■ **Goal of the exercise**
Please pull out every line of the listing below that contains the string "Nunca", matching case exactly.

■ **Data extract**
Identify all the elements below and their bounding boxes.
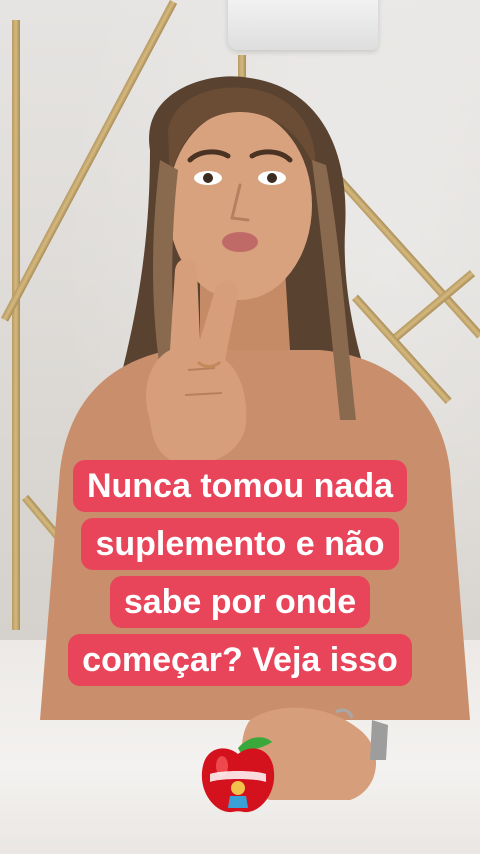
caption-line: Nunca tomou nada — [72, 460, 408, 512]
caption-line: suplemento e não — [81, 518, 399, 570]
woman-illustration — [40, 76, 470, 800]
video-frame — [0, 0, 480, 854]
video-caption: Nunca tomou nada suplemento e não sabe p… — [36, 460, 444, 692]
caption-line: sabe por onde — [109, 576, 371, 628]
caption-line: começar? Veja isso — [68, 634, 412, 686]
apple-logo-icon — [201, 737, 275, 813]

■ **Written solution**
caption-line: Nunca tomou nada — [72, 460, 408, 512]
video-caption: Nunca tomou nada suplemento e não sabe p… — [36, 460, 444, 692]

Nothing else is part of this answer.